• [EXERCISE REQUIREMENTS] Every line holding the string "António" should be gathered.

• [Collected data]
[Begin]

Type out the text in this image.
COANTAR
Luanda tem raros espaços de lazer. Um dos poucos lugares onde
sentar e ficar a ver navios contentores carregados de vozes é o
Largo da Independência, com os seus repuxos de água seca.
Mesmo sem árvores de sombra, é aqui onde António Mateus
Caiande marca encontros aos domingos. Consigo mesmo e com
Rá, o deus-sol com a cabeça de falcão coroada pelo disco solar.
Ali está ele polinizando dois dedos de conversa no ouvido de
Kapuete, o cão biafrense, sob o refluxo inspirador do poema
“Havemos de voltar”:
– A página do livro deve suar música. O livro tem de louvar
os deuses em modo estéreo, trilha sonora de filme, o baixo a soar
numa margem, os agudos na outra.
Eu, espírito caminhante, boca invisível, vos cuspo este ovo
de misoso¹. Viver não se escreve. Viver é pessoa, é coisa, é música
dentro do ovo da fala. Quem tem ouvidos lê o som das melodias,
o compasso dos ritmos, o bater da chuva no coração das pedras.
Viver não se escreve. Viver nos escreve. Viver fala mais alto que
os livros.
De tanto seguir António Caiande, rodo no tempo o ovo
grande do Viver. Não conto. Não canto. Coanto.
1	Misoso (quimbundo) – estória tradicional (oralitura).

[End]

• [EXERCISE RESULT]
Mesmo sem árvores de sombra, é aqui onde António Mateus
De tanto seguir António Caiande, rodo no tempo o ovo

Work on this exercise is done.